> MATERIAL FOR THIS EXERCISE:
-.-.-
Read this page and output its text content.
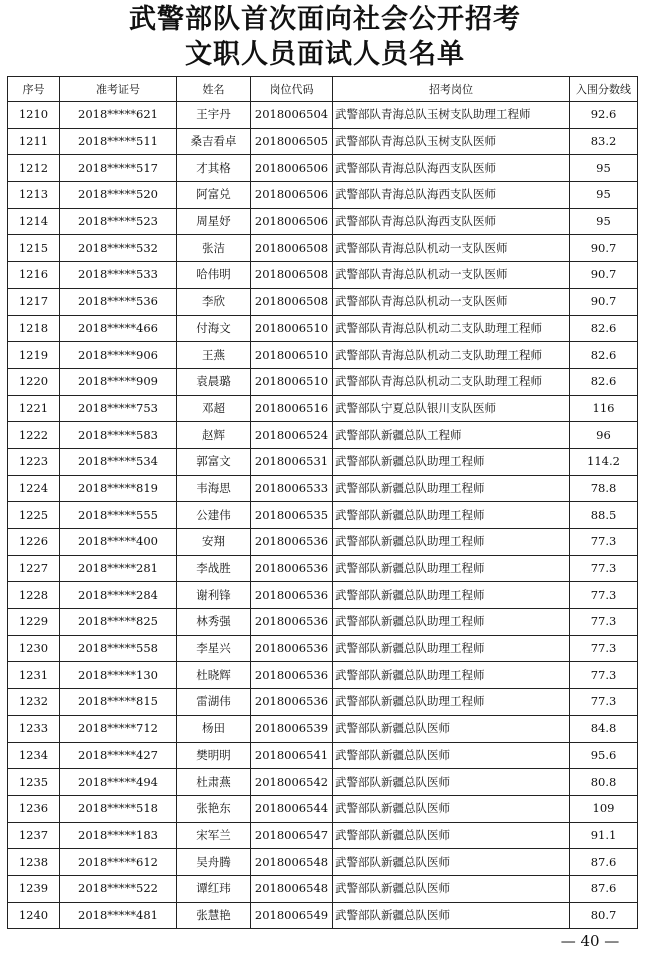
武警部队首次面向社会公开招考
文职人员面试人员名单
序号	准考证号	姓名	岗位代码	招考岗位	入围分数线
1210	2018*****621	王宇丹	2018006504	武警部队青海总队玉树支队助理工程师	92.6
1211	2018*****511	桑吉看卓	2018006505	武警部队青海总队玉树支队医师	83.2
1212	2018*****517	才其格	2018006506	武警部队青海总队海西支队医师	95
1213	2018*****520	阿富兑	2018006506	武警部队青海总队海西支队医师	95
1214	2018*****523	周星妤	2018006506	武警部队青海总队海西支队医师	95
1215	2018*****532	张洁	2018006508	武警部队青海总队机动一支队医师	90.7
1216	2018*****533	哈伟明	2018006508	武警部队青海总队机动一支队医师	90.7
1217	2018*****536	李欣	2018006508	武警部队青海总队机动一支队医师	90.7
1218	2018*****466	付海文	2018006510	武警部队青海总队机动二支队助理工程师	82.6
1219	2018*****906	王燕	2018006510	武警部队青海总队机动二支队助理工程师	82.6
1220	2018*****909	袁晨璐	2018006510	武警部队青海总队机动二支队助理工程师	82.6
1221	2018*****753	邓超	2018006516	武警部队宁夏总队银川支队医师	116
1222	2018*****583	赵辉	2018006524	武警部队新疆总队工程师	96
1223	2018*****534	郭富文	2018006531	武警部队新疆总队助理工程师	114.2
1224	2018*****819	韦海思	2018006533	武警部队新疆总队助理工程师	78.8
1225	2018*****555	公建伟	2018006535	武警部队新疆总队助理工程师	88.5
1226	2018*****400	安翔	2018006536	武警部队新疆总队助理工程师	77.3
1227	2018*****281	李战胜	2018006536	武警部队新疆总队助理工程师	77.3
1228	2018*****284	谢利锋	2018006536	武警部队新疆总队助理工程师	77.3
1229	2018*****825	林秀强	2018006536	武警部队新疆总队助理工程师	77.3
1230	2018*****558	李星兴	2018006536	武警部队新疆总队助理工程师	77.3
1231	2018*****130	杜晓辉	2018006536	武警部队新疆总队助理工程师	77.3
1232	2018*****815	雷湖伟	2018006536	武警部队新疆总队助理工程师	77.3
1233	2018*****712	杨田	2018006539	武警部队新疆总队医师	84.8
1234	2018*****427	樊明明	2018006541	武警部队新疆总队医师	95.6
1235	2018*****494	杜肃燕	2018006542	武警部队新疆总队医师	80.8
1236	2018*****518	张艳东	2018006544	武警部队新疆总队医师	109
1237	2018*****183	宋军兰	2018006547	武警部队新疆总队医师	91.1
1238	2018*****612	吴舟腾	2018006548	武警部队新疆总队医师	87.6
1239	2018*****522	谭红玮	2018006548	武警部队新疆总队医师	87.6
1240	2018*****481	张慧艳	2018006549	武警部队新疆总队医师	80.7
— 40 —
-.-.-
> WRITTEN EXERCISE: Identify and list each line with the word "武警部队青海总队海西支队医师".

> FULL OUTPUT:
1212	2018*****517	才其格	2018006506	武警部队青海总队海西支队医师	95
1213	2018*****520	阿富兑	2018006506	武警部队青海总队海西支队医师	95
1214	2018*****523	周星妤	2018006506	武警部队青海总队海西支队医师	95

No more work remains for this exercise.